COMPITI DA SVOLGERE —
A - Secondo l'estratto su "Delta Force", quale volo fu dirottato nel giugno del 1985?
B - Nell'estratto su "Delta Force", cambia la parte da "Alcuni di questi" a "a quei Bolscevichi." sostituendo "Sokurov" con "Tarkovskij".

ESTRATTO SCELTO —

------------

Siamo fatti da 215 ossa (come diceva Sarah Connor), da circa
cinque litri di sangue, alcuni metri di intestini e budella ma soprattutto dai
libri, dai fumetti e dai film che abbiamo letto e visto.

Alcuni di questi non
ti lasciano mai per davvero, ed ora se fossi uno di quei cinefili seri, colti
con gli occhiali e la pipa, a questo punto dovrei dirvi che per me, quel tipo di
film che ti porti sempre dentro è qualcosa di Sokurov, magari Ėjzenštejn, ma devo
essere onesto e dirvi che quel film per me è “Delta Force”. Anche perché Menahem
Golan non concederebbe mai spazio a quei Bolscevichi.

“Delta Force” usciva in uno strambo Paese a forma di scarpa
esattamente il 3 maggio di 35 anni fa, non potevo perdere l’occasione di
portare su questa Bara uno dei film che ho visto e rivisto più volte nella mia
vita. Sapete come funziona nella vita di un cinefilo, arriva il momento in cui
cresci e prendi un pochino le distanze dai film della tua infanzia, il
momento in cui perdi la testa per quei Bolscevichi là, salvo poi finire per
tornare al punto di partenza e scoprire che le tue basi cinematografiche sono
quel bellissimo ciarpame con cui sei cresciuto. A quel punto di solito o superi
il trauma, oppure finisci per aprire un blog dal nome lugubre e passare le tue
giornate a canticchiarti il tema musicale di Alan Silvestri. Io faccio parte
della seconda categoria, ed ora, la lezione di storia contemporanea.

“Signor Golan quelle sono le lettrici e i lettori della Bara Volante”, “Sono Bolscevichi?”, “Beh non saprei, forse qualc…”, “Ora li facciamo saltare!”

Nel Giugno del 1985, il volo TWA 847 in partenza dalla
Grecia viene dirottato da alcuni terroristi islamici, i passeggeri a bordo
vengono tenuti in ostaggio per due settimane, la situazione si risolve come
spesso accade nella realtà con questo tipo di tragedie, Israele rilasciò alcuni
prigionieri politici, il famigerato “scendere a patti” con i terroristi che è
la negazione di tutti i valori su cui è stata fondata l’America e di
conseguenza, quello che ancora un botto di persone indottrinate da decenni di
propaganda audio visiva Yankee, ancora è convinta sia l’unica via da seguire.

Con un attore (nemmeno troppo bravo) come Presidente degli
Stati Uniti d’America negli anni ’80, la guerra al terrore Yankee si combatteva su tutti i campi
di battaglia, a partire da quello dove gli americani sono sempre stati davvero
invincibili, l’unico per la verità: il cinema.

------------

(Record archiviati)
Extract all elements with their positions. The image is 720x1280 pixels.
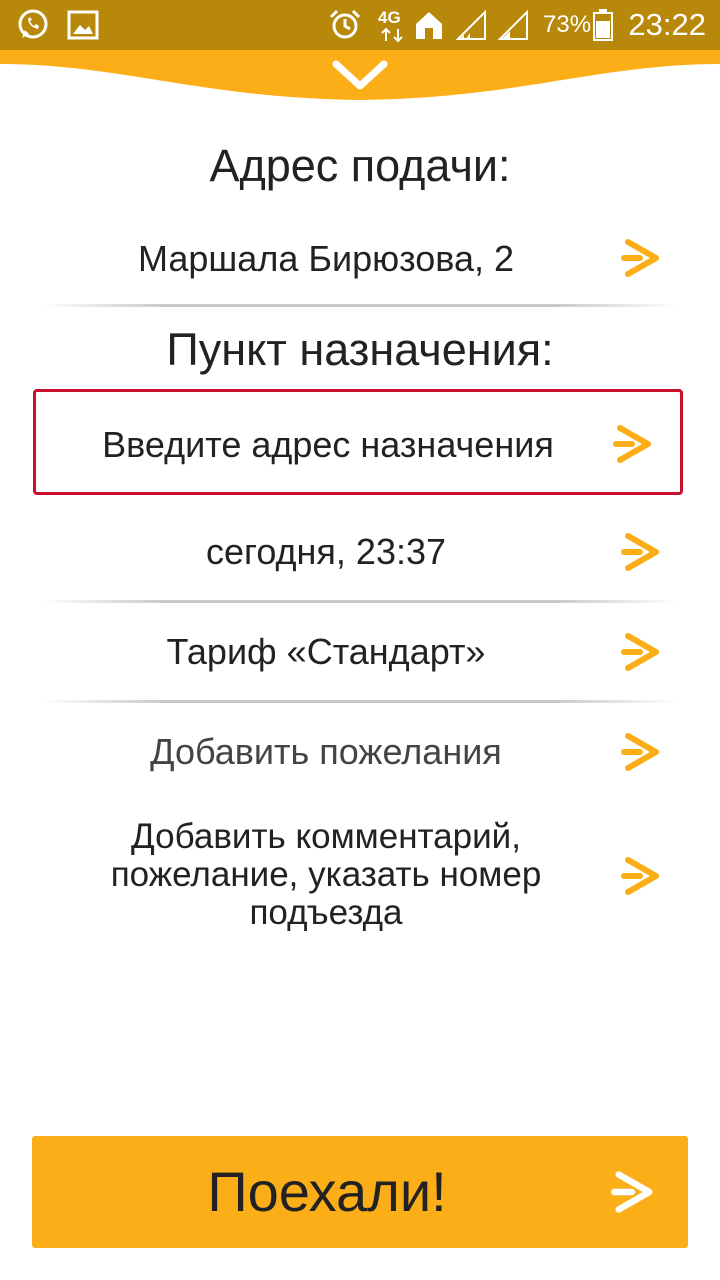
go-button-label: Поехали! — [207, 1160, 447, 1223]
battery-percent: 73% — [543, 11, 592, 38]
pickup-address-row[interactable]: Маршала Бирюзова, 2 — [40, 230, 680, 290]
divider — [40, 600, 680, 603]
order-time: сегодня, 23:37 — [205, 531, 447, 572]
destination-input[interactable]: Введите адрес назначения — [33, 389, 683, 495]
data-arrows-icon — [381, 27, 403, 43]
arrow-right-icon — [621, 857, 659, 895]
signal-icon — [455, 9, 486, 40]
arrow-right-icon — [621, 633, 659, 671]
divider — [40, 304, 680, 307]
destination-placeholder: Введите адрес назначения — [102, 424, 554, 465]
clock: 23:22 — [628, 7, 706, 42]
chevron-down-icon[interactable] — [330, 56, 390, 96]
arrow-right-icon — [611, 1171, 653, 1213]
battery-icon — [593, 9, 613, 41]
gallery-icon — [67, 10, 99, 40]
go-button[interactable]: Поехали! — [32, 1136, 688, 1248]
wishes-label: Добавить пожелания — [150, 731, 502, 772]
alarm-icon — [329, 9, 361, 39]
divider — [40, 700, 680, 703]
wishes-row[interactable]: Добавить пожелания — [40, 722, 680, 782]
arrow-right-icon — [621, 239, 659, 277]
pickup-heading: Адрес подачи: — [209, 140, 511, 191]
home-icon — [416, 12, 442, 39]
arrow-right-icon — [621, 733, 659, 771]
pickup-address: Маршала Бирюзова, 2 — [137, 238, 514, 279]
network-4g-icon: 4G — [378, 8, 401, 27]
comment-row[interactable]: Добавить комментарий, пожелание, указать… — [40, 818, 680, 934]
tariff-label: Тариф «Стандарт» — [166, 631, 486, 672]
status-bar: 4G 73% 23:22 — [0, 0, 720, 50]
comment-label: Добавить комментарий, пожелание, указать… — [110, 817, 542, 932]
whatsapp-icon — [18, 9, 48, 39]
arrow-right-icon — [613, 425, 651, 463]
destination-heading: Пункт назначения: — [166, 324, 554, 375]
tariff-row[interactable]: Тариф «Стандарт» — [40, 622, 680, 682]
arrow-right-icon — [621, 533, 659, 571]
signal-icon-2 — [497, 9, 528, 40]
order-time-row[interactable]: сегодня, 23:37 — [40, 522, 680, 582]
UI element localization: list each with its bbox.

------------

RISPOSTE IN ORDINE —
A - Il volo TWA 847, in partenza dalla Grecia.

B -
Alcuni di questi non
ti lasciano mai per davvero, ed ora se fossi uno di quei cinefili seri, colti
con gli occhiali e la pipa, a questo punto dovrei dirvi che per me, quel tipo di
film che ti porti sempre dentro è qualcosa di Tarkovskij, magari Ėjzenštejn, ma devo
essere onesto e dirvi che quel film per me è “Delta Force”. Anche perché Menahem
Golan non concederebbe mai spazio a quei Bolscevichi.